Set exercise 1:
Recast the records, from their first line up to and including the line containing "table-cell: 48,0 % — [750, 446, 841, 466]", as a Markdown table with a Row column holding the row number and a Line column holding the line. Leave out blank lines.

----- Selection -----

OK, this one’s kind of personal.
Last week, the Black Crowes (aka the Rolling Faces Brothers) called out Maxim, the magazine for Men Who Can’t Read More Than 400 Words at a Time Unless They’re Surrounded by Near-Naked Women and Ads for Stuff That Will Instantly Make You Sexier, for printing a review of its latest album, “Warpaint.” The rockers were upset because the label didn’t send out any review copies and thus there was no way for the reviewer to have heard the album. Additionally, the review was unkind, giving the album a 2 ½-star rating and stating, among other things, that “it hasn’t left Chris Robinson and the gang much room for growth.”
Righteously indignant, the Crowes cried foul and Maxim issued a half-baked apology stating that the review was an “educated guess” written in order to ensure that a Black Crowes review would appear in the magazine.
After getting busted and justifiably raked over the proverbial coals for its dishonesty, Maxim issued another apology via Editorial Director James Kaminsky, who said last week, “It is Maxim’s editorial policy to assign star ratings only to those albums that have been heard in their entirety. Unfortunately, that policy was not followed in the March 2008 issue of our magazine and we apologize to our readers.”
Hogwash. First, the magazine owes the Black Crowes a full and very public apology (there’s a sentence I never thought I’d write). Secondly, Maxim was faced with a deadline and ran with a made-up review and assumed no one would notice.

----- Provided entries -----

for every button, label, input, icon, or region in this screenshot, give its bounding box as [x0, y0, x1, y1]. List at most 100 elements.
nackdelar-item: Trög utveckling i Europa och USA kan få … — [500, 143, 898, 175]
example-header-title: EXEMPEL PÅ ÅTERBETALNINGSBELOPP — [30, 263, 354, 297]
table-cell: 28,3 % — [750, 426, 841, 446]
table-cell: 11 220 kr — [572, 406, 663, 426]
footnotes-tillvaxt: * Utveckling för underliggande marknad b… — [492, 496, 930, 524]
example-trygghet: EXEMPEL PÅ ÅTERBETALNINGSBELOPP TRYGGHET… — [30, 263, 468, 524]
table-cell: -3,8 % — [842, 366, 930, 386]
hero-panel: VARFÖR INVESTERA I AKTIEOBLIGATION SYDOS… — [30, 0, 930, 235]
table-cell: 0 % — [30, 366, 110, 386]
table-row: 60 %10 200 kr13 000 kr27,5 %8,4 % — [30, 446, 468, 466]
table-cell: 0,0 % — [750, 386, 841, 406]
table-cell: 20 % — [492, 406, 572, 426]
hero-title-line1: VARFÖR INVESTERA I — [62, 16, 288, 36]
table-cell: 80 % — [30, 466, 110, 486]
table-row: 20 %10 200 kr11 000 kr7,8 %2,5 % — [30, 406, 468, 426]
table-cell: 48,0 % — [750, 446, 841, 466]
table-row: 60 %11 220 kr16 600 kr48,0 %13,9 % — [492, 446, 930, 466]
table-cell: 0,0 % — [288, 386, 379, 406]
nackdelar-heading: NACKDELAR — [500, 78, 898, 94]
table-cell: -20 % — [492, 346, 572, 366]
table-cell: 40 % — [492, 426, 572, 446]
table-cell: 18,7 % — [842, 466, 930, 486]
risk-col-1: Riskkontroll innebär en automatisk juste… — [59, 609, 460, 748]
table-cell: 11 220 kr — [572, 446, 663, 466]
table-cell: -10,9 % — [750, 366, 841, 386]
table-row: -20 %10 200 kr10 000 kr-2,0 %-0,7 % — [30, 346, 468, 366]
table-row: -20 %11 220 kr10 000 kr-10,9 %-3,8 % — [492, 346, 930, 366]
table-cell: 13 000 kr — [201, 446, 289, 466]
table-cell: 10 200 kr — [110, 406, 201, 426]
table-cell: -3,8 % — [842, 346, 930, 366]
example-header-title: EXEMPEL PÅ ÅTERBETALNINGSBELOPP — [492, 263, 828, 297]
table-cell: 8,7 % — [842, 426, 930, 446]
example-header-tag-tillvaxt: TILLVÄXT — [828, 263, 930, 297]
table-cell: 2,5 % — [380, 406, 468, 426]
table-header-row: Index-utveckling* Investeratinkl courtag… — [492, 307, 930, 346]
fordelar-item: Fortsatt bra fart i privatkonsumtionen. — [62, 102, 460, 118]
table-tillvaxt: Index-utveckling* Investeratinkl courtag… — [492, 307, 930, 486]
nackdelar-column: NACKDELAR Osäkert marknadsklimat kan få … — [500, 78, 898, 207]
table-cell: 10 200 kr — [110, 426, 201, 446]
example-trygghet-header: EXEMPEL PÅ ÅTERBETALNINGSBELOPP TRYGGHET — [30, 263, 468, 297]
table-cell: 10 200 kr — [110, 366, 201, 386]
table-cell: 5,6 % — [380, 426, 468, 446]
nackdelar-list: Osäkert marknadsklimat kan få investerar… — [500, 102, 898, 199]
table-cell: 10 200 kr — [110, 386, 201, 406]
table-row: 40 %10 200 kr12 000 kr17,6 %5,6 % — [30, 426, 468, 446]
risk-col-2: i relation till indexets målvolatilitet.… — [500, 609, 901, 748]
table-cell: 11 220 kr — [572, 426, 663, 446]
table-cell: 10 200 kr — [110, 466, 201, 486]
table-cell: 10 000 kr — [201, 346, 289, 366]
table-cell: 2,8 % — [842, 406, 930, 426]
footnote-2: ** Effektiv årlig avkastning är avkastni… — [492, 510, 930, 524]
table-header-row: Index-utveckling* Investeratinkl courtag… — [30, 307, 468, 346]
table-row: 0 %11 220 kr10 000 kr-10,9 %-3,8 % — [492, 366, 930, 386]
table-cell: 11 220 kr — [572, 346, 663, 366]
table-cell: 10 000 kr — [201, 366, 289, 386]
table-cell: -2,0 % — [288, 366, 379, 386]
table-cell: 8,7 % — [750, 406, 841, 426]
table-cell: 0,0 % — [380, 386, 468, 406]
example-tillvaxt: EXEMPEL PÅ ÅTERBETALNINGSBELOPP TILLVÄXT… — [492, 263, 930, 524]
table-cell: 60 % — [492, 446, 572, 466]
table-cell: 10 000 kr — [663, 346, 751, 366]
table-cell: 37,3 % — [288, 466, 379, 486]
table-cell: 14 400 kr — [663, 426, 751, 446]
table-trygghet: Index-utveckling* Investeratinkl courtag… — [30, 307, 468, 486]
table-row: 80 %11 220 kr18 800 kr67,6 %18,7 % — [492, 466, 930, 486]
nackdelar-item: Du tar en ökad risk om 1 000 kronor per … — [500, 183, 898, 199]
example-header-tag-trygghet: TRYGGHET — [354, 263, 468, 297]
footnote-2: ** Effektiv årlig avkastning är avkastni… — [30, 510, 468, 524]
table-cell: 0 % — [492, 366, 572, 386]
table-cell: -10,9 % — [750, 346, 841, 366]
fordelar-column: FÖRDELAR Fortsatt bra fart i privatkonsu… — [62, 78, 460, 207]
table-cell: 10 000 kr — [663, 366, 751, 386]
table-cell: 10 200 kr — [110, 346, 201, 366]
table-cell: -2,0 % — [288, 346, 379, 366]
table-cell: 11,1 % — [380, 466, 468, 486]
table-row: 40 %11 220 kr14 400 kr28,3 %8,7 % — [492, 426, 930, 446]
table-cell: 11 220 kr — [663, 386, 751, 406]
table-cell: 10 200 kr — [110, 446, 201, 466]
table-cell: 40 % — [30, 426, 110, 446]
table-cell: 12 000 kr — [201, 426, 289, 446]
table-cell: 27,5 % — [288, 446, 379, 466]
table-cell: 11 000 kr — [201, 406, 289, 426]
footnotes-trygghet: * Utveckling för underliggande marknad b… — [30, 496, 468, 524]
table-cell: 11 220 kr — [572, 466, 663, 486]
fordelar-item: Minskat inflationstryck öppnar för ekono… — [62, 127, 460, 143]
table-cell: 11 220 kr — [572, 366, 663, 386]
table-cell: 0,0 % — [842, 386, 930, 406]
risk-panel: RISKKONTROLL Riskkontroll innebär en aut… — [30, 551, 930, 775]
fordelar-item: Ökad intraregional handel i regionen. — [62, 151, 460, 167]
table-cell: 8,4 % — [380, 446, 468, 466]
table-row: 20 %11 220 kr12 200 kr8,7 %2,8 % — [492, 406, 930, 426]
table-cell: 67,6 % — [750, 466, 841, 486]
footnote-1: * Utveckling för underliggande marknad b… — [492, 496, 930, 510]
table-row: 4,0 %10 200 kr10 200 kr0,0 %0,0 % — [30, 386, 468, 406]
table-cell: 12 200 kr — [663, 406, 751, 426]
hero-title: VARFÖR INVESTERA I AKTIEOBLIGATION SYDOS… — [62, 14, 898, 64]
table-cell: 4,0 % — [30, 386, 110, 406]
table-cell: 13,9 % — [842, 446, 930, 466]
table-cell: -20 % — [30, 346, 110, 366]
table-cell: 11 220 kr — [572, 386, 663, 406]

-----

Set exercise 2:
Reproduce word for word the part of the post on Maxim's Black Crowes review from "OK, this one’s" up to and including "in the magazine.".

Task answer 1:
| Row | Line |
|---|---|
| 1 | for every button, label, input, icon, or region in this screenshot, give its bounding box as [x0, y0, x1, y1]. List at most 100 elements. |
| 2 | nackdelar-item: Trög utveckling i Europa och USA kan få … — [500, 143, 898, 175] |
| 3 | example-header-title: EXEMPEL PÅ ÅTERBETALNINGSBELOPP — [30, 263, 354, 297] |
| 4 | table-cell: 28,3 % — [750, 426, 841, 446] |
| 5 | table-cell: 11 220 kr — [572, 406, 663, 426] |
| 6 | footnotes-tillvaxt: * Utveckling för underliggande marknad b… — [492, 496, 930, 524] |
| 7 | example-trygghet: EXEMPEL PÅ ÅTERBETALNINGSBELOPP TRYGGHET… — [30, 263, 468, 524] |
| 8 | table-cell: -3,8 % — [842, 366, 930, 386] |
| 9 | hero-panel: VARFÖR INVESTERA I AKTIEOBLIGATION SYDOS… — [30, 0, 930, 235] |
| 10 | table-cell: 0 % — [30, 366, 110, 386] |
| 11 | table-row: 60 %10 200 kr13 000 kr27,5 %8,4 % — [30, 446, 468, 466] |
| 12 | table-cell: 0,0 % — [750, 386, 841, 406] |
| 13 | table-cell: 20 % — [492, 406, 572, 426] |
| 14 | hero-title-line1: VARFÖR INVESTERA I — [62, 16, 288, 36] |
| 15 | table-cell: 80 % — [30, 466, 110, 486] |
| 16 | table-row: 20 %10 200 kr11 000 kr7,8 %2,5 % — [30, 406, 468, 426] |
| 17 | table-cell: 48,0 % — [750, 446, 841, 466] |

Task answer 2:
OK, this one’s kind of personal.
Last week, the Black Crowes (aka the Rolling Faces Brothers) called out Maxim, the magazine for Men Who Can’t Read More Than 400 Words at a Time Unless They’re Surrounded by Near-Naked Women and Ads for Stuff That Will Instantly Make You Sexier, for printing a review of its latest album, “Warpaint.” The rockers were upset because the label didn’t send out any review copies and thus there was no way for the reviewer to have heard the album. Additionally, the review was unkind, giving the album a 2 ½-star rating and stating, among other things, that “it hasn’t left Chris Robinson and the gang much room for growth.”
Righteously indignant, the Crowes cried foul and Maxim issued a half-baked apology stating that the review was an “educated guess” written in order to ensure that a Black Crowes review would appear in the magazine.